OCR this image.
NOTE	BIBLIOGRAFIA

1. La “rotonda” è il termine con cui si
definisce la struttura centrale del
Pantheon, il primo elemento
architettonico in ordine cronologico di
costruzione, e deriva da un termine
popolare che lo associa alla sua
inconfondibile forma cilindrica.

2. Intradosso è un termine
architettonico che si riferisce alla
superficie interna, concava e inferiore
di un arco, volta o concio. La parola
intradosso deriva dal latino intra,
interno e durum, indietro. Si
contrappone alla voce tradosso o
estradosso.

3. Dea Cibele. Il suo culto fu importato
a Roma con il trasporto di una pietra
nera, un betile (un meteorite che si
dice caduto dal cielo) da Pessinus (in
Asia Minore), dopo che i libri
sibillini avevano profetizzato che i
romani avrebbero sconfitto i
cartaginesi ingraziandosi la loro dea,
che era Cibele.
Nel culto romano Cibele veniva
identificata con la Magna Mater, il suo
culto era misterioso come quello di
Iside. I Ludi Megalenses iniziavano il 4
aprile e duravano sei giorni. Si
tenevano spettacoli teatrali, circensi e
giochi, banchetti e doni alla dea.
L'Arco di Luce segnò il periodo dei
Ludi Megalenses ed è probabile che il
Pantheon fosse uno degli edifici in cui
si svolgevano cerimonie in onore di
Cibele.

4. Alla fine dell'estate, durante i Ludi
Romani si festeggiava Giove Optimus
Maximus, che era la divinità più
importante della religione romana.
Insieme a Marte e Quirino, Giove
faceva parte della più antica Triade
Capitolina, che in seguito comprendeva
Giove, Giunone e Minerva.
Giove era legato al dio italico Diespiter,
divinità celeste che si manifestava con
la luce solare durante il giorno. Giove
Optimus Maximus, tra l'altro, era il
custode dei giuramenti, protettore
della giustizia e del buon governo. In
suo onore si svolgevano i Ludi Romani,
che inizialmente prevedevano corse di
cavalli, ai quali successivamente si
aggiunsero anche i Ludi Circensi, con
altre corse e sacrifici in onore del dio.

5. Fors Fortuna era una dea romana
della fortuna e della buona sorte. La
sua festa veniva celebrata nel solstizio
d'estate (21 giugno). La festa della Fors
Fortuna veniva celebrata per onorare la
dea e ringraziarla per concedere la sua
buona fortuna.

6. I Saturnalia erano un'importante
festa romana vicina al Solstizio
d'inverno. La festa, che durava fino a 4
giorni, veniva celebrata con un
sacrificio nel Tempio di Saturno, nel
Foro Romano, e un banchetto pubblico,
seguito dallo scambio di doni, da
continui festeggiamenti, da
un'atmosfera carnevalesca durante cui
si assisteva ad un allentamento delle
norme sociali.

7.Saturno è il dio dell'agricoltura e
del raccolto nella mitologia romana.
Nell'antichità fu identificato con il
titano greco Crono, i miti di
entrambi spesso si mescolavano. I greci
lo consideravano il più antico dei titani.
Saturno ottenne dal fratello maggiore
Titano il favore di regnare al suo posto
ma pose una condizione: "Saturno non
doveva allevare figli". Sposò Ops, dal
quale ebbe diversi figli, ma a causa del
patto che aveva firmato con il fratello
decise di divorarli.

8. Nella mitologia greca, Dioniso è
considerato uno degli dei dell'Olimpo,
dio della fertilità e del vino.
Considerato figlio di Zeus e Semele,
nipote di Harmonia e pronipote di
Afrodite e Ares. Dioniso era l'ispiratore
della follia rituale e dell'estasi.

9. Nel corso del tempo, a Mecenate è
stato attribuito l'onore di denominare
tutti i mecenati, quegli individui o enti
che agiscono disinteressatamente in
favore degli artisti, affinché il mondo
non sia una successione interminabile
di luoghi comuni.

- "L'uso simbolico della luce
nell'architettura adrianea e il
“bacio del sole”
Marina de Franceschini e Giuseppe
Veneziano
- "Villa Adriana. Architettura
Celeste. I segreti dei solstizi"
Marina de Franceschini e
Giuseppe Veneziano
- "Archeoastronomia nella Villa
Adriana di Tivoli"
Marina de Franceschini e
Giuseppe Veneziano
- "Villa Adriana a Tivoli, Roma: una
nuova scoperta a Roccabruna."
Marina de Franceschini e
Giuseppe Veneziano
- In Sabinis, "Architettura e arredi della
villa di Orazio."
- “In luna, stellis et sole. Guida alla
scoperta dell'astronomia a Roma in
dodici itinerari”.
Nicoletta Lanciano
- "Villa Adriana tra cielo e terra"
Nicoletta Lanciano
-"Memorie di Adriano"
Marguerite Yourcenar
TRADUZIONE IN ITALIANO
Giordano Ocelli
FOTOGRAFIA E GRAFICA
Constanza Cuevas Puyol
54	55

════════════════════

> OBJECTIVE: Restate the listing above word for word.

> SOLVED PROBLEM:
OCR this image.
NOTE	BIBLIOGRAFIA

1. La “rotonda” è il termine con cui si
definisce la struttura centrale del
Pantheon, il primo elemento
architettonico in ordine cronologico di
costruzione, e deriva da un termine
popolare che lo associa alla sua
inconfondibile forma cilindrica.

2. Intradosso è un termine
architettonico che si riferisce alla
superficie interna, concava e inferiore
di un arco, volta o concio. La parola
intradosso deriva dal latino intra,
interno e durum, indietro. Si
contrappone alla voce tradosso o
estradosso.

3. Dea Cibele. Il suo culto fu importato
a Roma con il trasporto di una pietra
nera, un betile (un meteorite che si
dice caduto dal cielo) da Pessinus (in
Asia Minore), dopo che i libri
sibillini avevano profetizzato che i
romani avrebbero sconfitto i
cartaginesi ingraziandosi la loro dea,
che era Cibele.
Nel culto romano Cibele veniva
identificata con la Magna Mater, il suo
culto era misterioso come quello di
Iside. I Ludi Megalenses iniziavano il 4
aprile e duravano sei giorni. Si
tenevano spettacoli teatrali, circensi e
giochi, banchetti e doni alla dea.
L'Arco di Luce segnò il periodo dei
Ludi Megalenses ed è probabile che il
Pantheon fosse uno degli edifici in cui
si svolgevano cerimonie in onore di
Cibele.

4. Alla fine dell'estate, durante i Ludi
Romani si festeggiava Giove Optimus
Maximus, che era la divinità più
importante della religione romana.
Insieme a Marte e Quirino, Giove
faceva parte della più antica Triade
Capitolina, che in seguito comprendeva
Giove, Giunone e Minerva.
Giove era legato al dio italico Diespiter,
divinità celeste che si manifestava con
la luce solare durante il giorno. Giove
Optimus Maximus, tra l'altro, era il
custode dei giuramenti, protettore
della giustizia e del buon governo. In
suo onore si svolgevano i Ludi Romani,
che inizialmente prevedevano corse di
cavalli, ai quali successivamente si
aggiunsero anche i Ludi Circensi, con
altre corse e sacrifici in onore del dio.

5. Fors Fortuna era una dea romana
della fortuna e della buona sorte. La
sua festa veniva celebrata nel solstizio
d'estate (21 giugno). La festa della Fors
Fortuna veniva celebrata per onorare la
dea e ringraziarla per concedere la sua
buona fortuna.

6. I Saturnalia erano un'importante
festa romana vicina al Solstizio
d'inverno. La festa, che durava fino a 4
giorni, veniva celebrata con un
sacrificio nel Tempio di Saturno, nel
Foro Romano, e un banchetto pubblico,
seguito dallo scambio di doni, da
continui festeggiamenti, da
un'atmosfera carnevalesca durante cui
si assisteva ad un allentamento delle
norme sociali.

7.Saturno è il dio dell'agricoltura e
del raccolto nella mitologia romana.
Nell'antichità fu identificato con il
titano greco Crono, i miti di
entrambi spesso si mescolavano. I greci
lo consideravano il più antico dei titani.
Saturno ottenne dal fratello maggiore
Titano il favore di regnare al suo posto
ma pose una condizione: "Saturno non
doveva allevare figli". Sposò Ops, dal
quale ebbe diversi figli, ma a causa del
patto che aveva firmato con il fratello
decise di divorarli.

8. Nella mitologia greca, Dioniso è
considerato uno degli dei dell'Olimpo,
dio della fertilità e del vino.
Considerato figlio di Zeus e Semele,
nipote di Harmonia e pronipote di
Afrodite e Ares. Dioniso era l'ispiratore
della follia rituale e dell'estasi.

9. Nel corso del tempo, a Mecenate è
stato attribuito l'onore di denominare
tutti i mecenati, quegli individui o enti
che agiscono disinteressatamente in
favore degli artisti, affinché il mondo
non sia una successione interminabile
di luoghi comuni.

- "L'uso simbolico della luce
nell'architettura adrianea e il
“bacio del sole”
Marina de Franceschini e Giuseppe
Veneziano
- "Villa Adriana. Architettura
Celeste. I segreti dei solstizi"
Marina de Franceschini e
Giuseppe Veneziano
- "Archeoastronomia nella Villa
Adriana di Tivoli"
Marina de Franceschini e
Giuseppe Veneziano
- "Villa Adriana a Tivoli, Roma: una
nuova scoperta a Roccabruna."
Marina de Franceschini e
Giuseppe Veneziano
- In Sabinis, "Architettura e arredi della
villa di Orazio."
- “In luna, stellis et sole. Guida alla
scoperta dell'astronomia a Roma in
dodici itinerari”.
Nicoletta Lanciano
- "Villa Adriana tra cielo e terra"
Nicoletta Lanciano
-"Memorie di Adriano"
Marguerite Yourcenar
TRADUZIONE IN ITALIANO
Giordano Ocelli
FOTOGRAFIA E GRAFICA
Constanza Cuevas Puyol
54	55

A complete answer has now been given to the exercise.